Prompt =
Search the data for the word "Launcher" and copy every line where it occurs.

Given data =
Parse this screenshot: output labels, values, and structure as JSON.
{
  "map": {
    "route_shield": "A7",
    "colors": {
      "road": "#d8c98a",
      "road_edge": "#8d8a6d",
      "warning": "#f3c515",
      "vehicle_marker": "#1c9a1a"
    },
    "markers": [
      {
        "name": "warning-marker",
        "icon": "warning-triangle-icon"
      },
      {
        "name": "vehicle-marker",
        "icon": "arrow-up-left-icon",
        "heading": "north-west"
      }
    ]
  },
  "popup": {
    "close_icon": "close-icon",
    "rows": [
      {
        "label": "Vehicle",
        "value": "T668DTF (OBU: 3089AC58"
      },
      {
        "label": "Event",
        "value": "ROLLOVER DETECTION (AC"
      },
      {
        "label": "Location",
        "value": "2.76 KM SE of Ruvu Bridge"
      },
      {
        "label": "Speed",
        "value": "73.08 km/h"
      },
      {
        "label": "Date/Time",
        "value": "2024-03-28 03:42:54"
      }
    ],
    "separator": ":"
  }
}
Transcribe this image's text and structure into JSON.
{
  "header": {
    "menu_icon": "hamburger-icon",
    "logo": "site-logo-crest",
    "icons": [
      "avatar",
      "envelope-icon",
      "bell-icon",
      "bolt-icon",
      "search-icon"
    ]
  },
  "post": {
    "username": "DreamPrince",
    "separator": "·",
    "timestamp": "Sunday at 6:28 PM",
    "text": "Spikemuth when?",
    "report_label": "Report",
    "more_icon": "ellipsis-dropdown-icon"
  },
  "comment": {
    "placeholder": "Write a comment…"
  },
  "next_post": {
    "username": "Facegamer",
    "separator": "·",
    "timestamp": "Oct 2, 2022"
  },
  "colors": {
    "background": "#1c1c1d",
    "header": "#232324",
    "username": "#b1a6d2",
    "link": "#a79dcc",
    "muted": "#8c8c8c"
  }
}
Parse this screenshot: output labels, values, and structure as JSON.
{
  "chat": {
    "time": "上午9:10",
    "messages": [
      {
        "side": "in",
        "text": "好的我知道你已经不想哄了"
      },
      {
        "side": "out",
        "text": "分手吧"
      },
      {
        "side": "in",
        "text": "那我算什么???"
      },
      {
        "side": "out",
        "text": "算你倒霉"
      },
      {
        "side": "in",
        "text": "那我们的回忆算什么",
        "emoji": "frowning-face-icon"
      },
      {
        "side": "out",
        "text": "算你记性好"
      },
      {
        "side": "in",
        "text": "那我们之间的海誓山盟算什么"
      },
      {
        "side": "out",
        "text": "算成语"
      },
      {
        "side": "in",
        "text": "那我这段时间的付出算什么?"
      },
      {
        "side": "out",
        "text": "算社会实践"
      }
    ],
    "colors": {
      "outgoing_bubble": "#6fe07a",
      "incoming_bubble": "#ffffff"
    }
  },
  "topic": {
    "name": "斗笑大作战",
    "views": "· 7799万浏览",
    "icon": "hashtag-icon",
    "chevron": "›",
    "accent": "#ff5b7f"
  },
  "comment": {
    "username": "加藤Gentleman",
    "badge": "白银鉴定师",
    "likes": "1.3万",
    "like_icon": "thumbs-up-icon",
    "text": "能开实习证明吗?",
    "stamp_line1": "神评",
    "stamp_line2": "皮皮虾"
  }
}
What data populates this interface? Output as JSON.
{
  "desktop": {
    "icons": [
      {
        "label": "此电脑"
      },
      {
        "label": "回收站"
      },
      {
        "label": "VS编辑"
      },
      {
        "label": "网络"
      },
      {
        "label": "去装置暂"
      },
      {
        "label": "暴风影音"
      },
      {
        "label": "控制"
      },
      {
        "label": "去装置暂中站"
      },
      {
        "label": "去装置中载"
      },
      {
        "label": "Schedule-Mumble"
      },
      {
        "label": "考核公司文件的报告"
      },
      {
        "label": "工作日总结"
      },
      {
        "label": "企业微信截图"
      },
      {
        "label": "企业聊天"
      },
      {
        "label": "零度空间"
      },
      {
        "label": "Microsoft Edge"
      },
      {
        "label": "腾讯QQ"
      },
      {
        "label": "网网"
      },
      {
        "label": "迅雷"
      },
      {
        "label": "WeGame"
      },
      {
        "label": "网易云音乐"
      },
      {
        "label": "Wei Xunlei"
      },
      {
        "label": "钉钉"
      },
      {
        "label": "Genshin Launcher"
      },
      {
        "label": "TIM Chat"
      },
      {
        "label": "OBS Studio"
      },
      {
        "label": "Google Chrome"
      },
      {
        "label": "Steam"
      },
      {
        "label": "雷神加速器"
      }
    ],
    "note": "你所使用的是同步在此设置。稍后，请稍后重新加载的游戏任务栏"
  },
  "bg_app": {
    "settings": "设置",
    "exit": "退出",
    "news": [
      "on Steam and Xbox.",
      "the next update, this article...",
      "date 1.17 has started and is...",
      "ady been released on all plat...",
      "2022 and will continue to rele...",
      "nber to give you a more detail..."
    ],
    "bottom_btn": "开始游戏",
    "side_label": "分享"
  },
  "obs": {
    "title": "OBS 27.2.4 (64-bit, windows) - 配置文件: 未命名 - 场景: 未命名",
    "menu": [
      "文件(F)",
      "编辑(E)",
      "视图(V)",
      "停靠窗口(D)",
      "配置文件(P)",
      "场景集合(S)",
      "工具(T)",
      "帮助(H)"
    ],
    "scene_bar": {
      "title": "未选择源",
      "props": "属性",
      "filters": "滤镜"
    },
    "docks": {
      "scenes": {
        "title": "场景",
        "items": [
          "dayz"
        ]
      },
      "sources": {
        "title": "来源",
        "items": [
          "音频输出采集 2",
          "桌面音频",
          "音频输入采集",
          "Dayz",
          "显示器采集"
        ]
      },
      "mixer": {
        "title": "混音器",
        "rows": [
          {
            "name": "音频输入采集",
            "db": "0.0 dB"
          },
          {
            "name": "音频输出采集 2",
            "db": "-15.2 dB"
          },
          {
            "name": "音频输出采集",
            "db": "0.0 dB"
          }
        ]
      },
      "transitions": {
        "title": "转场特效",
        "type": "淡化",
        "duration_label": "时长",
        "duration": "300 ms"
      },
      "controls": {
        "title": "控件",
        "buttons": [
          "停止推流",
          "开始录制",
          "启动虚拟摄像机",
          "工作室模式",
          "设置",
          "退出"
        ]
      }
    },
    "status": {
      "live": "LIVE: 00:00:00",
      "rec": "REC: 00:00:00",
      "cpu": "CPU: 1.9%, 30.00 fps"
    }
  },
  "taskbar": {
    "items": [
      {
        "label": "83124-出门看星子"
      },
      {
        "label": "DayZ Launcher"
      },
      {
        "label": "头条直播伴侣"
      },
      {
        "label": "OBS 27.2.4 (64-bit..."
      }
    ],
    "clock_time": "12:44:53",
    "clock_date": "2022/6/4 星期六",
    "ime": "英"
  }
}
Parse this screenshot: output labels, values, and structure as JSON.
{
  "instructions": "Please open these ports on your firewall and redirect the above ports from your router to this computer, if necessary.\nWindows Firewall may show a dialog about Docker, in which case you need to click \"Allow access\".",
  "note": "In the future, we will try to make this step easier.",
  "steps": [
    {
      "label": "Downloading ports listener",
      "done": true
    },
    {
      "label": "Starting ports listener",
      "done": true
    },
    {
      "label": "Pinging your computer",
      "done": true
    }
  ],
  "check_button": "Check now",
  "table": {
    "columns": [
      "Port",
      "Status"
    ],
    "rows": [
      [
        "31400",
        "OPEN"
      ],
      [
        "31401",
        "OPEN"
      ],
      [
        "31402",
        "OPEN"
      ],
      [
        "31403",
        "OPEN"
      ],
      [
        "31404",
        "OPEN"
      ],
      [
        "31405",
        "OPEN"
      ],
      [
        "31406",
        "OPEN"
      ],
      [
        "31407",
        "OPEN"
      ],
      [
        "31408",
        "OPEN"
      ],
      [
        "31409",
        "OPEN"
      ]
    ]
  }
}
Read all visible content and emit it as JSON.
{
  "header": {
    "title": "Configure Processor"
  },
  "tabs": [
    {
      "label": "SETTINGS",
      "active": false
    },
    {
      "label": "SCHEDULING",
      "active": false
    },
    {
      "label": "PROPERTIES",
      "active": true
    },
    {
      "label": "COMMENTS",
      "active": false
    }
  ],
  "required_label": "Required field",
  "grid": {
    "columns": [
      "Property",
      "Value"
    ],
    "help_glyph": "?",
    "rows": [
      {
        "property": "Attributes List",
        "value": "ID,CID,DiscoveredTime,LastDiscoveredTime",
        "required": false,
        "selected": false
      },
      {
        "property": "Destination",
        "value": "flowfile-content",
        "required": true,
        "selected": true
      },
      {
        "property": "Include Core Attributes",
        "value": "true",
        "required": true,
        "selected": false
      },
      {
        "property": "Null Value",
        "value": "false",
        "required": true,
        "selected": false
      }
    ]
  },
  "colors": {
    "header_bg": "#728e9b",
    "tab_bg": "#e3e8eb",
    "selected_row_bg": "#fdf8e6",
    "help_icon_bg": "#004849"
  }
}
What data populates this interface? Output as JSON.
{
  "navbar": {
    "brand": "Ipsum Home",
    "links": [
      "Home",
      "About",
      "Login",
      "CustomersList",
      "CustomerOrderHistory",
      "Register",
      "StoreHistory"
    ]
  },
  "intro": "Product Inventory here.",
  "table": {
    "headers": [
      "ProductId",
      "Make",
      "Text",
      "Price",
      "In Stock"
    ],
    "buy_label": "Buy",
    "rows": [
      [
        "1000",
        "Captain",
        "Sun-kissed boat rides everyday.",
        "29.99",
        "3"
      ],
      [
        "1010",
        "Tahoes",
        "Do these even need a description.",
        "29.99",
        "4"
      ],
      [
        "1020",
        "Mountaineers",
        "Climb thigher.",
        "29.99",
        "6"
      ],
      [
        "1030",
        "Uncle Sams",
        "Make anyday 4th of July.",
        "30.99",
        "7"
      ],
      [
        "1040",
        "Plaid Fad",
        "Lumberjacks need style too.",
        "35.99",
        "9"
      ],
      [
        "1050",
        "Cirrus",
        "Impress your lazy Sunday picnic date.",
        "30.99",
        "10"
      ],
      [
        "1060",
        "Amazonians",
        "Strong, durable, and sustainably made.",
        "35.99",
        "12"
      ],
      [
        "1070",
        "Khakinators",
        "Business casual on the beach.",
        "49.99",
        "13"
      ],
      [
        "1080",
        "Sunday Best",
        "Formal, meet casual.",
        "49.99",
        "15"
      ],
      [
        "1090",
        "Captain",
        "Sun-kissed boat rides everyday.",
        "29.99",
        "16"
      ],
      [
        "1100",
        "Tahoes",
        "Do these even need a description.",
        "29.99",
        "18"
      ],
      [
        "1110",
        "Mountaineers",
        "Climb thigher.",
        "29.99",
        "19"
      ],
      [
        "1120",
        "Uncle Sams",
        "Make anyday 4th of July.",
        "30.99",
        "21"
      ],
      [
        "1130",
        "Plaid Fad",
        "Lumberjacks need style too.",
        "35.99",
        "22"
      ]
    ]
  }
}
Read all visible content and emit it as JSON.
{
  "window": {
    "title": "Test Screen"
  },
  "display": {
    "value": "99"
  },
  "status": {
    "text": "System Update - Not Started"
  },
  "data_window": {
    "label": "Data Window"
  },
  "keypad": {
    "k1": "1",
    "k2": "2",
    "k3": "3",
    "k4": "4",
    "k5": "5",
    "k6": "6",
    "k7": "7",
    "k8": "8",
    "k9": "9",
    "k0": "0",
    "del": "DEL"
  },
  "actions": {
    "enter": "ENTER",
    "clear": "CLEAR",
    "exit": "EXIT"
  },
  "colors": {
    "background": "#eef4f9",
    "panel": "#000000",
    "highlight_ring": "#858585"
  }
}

Solution =
        "label": "Genshin Launcher"
        "label": "DayZ Launcher"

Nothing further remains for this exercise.